» STATED TASK:
Work out how many lines in the listing below include the word "在思想上严于律己". Give nothing but the number.

## Start

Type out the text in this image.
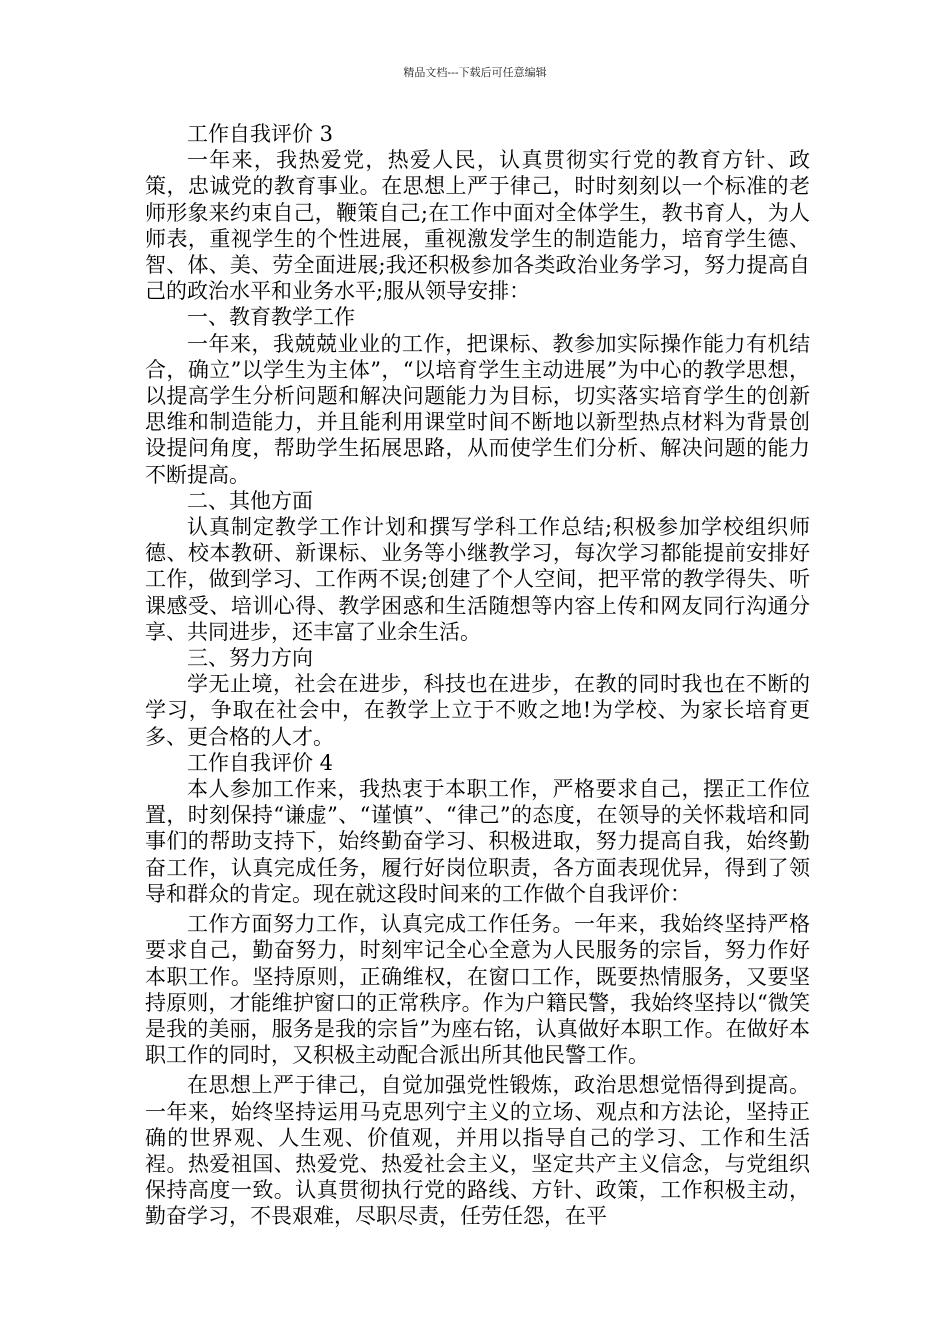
精品文档---下载后可任意编辑

工作自我评价 3

一年来，我热爱党，热爱人民，认真贯彻实行党的教育方针、政策，忠诚党的教育事业。在思想上严于律己，时时刻刻以一个标准的老师形象来约束自己，鞭策自己;在工作中面对全体学生，教书育人，为人师表，重视学生的个性进展，重视激发学生的制造能力，培育学生德、智、体、美、劳全面进展;我还积极参加各类政治业务学习，努力提高自己的政治水平和业务水平;服从领导安排：

一、教育教学工作

一年来，我兢兢业业的工作，把课标、教参加实际操作能力有机结合，确立”以学生为主体”，“以培育学生主动进展”为中心的教学思想，以提高学生分析问题和解决问题能力为目标，切实落实培育学生的创新思维和制造能力，并且能利用课堂时间不断地以新型热点材料为背景创设提问角度，帮助学生拓展思路，从而使学生们分析、解决问题的能力不断提高。

二、其他方面

认真制定教学工作计划和撰写学科工作总结;积极参加学校组织师德、校本教研、新课标、业务等小继教学习，每次学习都能提前安排好工作，做到学习、工作两不误;创建了个人空间，把平常的教学得失、听课感受、培训心得、教学困惑和生活随想等内容上传和网友同行沟通分享、共同进步，还丰富了业余生活。

三、努力方向

学无止境，社会在进步，科技也在进步，在教的同时我也在不断的学习，争取在社会中，在教学上立于不败之地!为学校、为家长培育更多、更合格的人才。

工作自我评价 4

本人参加工作来，我热衷于本职工作，严格要求自己，摆正工作位置，时刻保持“谦虚”、“谨慎”、“律己”的态度，在领导的关怀栽培和同事们的帮助支持下，始终勤奋学习、积极进取，努力提高自我，始终勤奋工作，认真完成任务，履行好岗位职责，各方面表现优异，得到了领导和群众的肯定。现在就这段时间来的工作做个自我评价：

工作方面努力工作，认真完成工作任务。一年来，我始终坚持严格要求自己，勤奋努力，时刻牢记全心全意为人民服务的宗旨，努力作好本职工作。坚持原则，正确维权，在窗口工作，既要热情服务，又要坚持原则，才能维护窗口的正常秩序。作为户籍民警，我始终坚持以“微笑是我的美丽，服务是我的宗旨”为座右铭，认真做好本职工作。在做好本职工作的同时，又积极主动配合派出所其他民警工作。

在思想上严于律己，自觉加强党性锻炼，政治思想觉悟得到提高。一年来，始终坚持运用马克思列宁主义的立场、观点和方法论，坚持正确的世界观、人生观、价值观，并用以指导自己的学习、工作和生活裎。热爱祖国、热爱党、热爱社会主义，坚定共产主义信念，与党组织保持高度一致。认真贯彻执行党的路线、方针、政策，工作积极主动，勤奋学习，不畏艰难，尽职尽责，任劳任怨，在平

## End

» RIGHT ANSWER:
2